Task brief:
Each entry needs to be restated exactly as written.

Dataset excerpts
===============

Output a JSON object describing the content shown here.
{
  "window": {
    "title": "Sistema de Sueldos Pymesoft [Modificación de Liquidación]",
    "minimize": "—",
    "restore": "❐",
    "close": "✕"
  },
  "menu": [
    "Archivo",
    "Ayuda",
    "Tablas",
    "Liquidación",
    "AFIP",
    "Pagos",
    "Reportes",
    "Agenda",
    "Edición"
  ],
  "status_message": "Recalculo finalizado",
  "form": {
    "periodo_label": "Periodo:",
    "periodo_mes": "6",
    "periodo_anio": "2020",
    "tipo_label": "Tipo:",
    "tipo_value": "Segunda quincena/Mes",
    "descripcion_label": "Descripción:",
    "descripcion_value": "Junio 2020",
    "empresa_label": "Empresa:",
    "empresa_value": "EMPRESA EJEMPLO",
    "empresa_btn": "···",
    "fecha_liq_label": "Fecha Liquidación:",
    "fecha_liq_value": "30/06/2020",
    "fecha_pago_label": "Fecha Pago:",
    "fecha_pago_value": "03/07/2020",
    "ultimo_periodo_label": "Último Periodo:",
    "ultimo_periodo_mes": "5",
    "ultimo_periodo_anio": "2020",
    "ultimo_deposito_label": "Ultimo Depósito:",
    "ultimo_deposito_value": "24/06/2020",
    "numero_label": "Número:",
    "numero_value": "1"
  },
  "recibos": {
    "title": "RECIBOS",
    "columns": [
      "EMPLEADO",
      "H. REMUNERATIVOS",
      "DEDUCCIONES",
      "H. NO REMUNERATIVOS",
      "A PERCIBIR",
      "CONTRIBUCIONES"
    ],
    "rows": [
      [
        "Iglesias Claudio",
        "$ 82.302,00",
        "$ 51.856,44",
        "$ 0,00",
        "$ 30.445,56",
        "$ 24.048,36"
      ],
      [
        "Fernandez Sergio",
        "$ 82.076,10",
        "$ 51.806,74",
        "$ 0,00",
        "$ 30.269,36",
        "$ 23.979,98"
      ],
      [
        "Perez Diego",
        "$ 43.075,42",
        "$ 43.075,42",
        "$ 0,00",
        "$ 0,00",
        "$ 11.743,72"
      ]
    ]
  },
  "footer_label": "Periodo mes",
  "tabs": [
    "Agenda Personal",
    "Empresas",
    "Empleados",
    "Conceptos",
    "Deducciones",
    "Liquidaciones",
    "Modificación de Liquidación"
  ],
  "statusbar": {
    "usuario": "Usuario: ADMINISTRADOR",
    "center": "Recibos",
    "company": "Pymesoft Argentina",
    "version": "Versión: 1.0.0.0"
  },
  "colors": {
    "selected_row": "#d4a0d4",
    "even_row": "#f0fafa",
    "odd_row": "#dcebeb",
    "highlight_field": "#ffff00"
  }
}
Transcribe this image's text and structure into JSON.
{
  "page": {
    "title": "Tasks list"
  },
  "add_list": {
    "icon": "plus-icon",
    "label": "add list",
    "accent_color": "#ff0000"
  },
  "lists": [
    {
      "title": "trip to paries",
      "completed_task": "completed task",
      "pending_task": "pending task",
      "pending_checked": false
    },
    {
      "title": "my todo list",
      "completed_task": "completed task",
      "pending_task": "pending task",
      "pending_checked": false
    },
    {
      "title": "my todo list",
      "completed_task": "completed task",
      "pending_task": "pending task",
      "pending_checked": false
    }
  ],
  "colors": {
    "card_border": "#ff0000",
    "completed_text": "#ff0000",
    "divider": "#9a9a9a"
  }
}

===============

Solution:
Output a JSON object describing the content shown here.
{
  "window": {
    "title": "Sistema de Sueldos Pymesoft [Modificación de Liquidación]",
    "minimize": "—",
    "restore": "❐",
    "close": "✕"
  },
  "menu": [
    "Archivo",
    "Ayuda",
    "Tablas",
    "Liquidación",
    "AFIP",
    "Pagos",
    "Reportes",
    "Agenda",
    "Edición"
  ],
  "status_message": "Recalculo finalizado",
  "form": {
    "periodo_label": "Periodo:",
    "periodo_mes": "6",
    "periodo_anio": "2020",
    "tipo_label": "Tipo:",
    "tipo_value": "Segunda quincena/Mes",
    "descripcion_label": "Descripción:",
    "descripcion_value": "Junio 2020",
    "empresa_label": "Empresa:",
    "empresa_value": "EMPRESA EJEMPLO",
    "empresa_btn": "···",
    "fecha_liq_label": "Fecha Liquidación:",
    "fecha_liq_value": "30/06/2020",
    "fecha_pago_label": "Fecha Pago:",
    "fecha_pago_value": "03/07/2020",
    "ultimo_periodo_label": "Último Periodo:",
    "ultimo_periodo_mes": "5",
    "ultimo_periodo_anio": "2020",
    "ultimo_deposito_label": "Ultimo Depósito:",
    "ultimo_deposito_value": "24/06/2020",
    "numero_label": "Número:",
    "numero_value": "1"
  },
  "recibos": {
    "title": "RECIBOS",
    "columns": [
      "EMPLEADO",
      "H. REMUNERATIVOS",
      "DEDUCCIONES",
      "H. NO REMUNERATIVOS",
      "A PERCIBIR",
      "CONTRIBUCIONES"
    ],
    "rows": [
      [
        "Iglesias Claudio",
        "$ 82.302,00",
        "$ 51.856,44",
        "$ 0,00",
        "$ 30.445,56",
        "$ 24.048,36"
      ],
      [
        "Fernandez Sergio",
        "$ 82.076,10",
        "$ 51.806,74",
        "$ 0,00",
        "$ 30.269,36",
        "$ 23.979,98"
      ],
      [
        "Perez Diego",
        "$ 43.075,42",
        "$ 43.075,42",
        "$ 0,00",
        "$ 0,00",
        "$ 11.743,72"
      ]
    ]
  },
  "footer_label": "Periodo mes",
  "tabs": [
    "Agenda Personal",
    "Empresas",
    "Empleados",
    "Conceptos",
    "Deducciones",
    "Liquidaciones",
    "Modificación de Liquidación"
  ],
  "statusbar": {
    "usuario": "Usuario: ADMINISTRADOR",
    "center": "Recibos",
    "company": "Pymesoft Argentina",
    "version": "Versión: 1.0.0.0"
  },
  "colors": {
    "selected_row": "#d4a0d4",
    "even_row": "#f0fafa",
    "odd_row": "#dcebeb",
    "highlight_field": "#ffff00"
  }
}
Transcribe this image's text and structure into JSON.
{
  "page": {
    "title": "Tasks list"
  },
  "add_list": {
    "icon": "plus-icon",
    "label": "add list",
    "accent_color": "#ff0000"
  },
  "lists": [
    {
      "title": "trip to paries",
      "completed_task": "completed task",
      "pending_task": "pending task",
      "pending_checked": false
    },
    {
      "title": "my todo list",
      "completed_task": "completed task",
      "pending_task": "pending task",
      "pending_checked": false
    },
    {
      "title": "my todo list",
      "completed_task": "completed task",
      "pending_task": "pending task",
      "pending_checked": false
    }
  ],
  "colors": {
    "card_border": "#ff0000",
    "completed_text": "#ff0000",
    "divider": "#9a9a9a"
  }
}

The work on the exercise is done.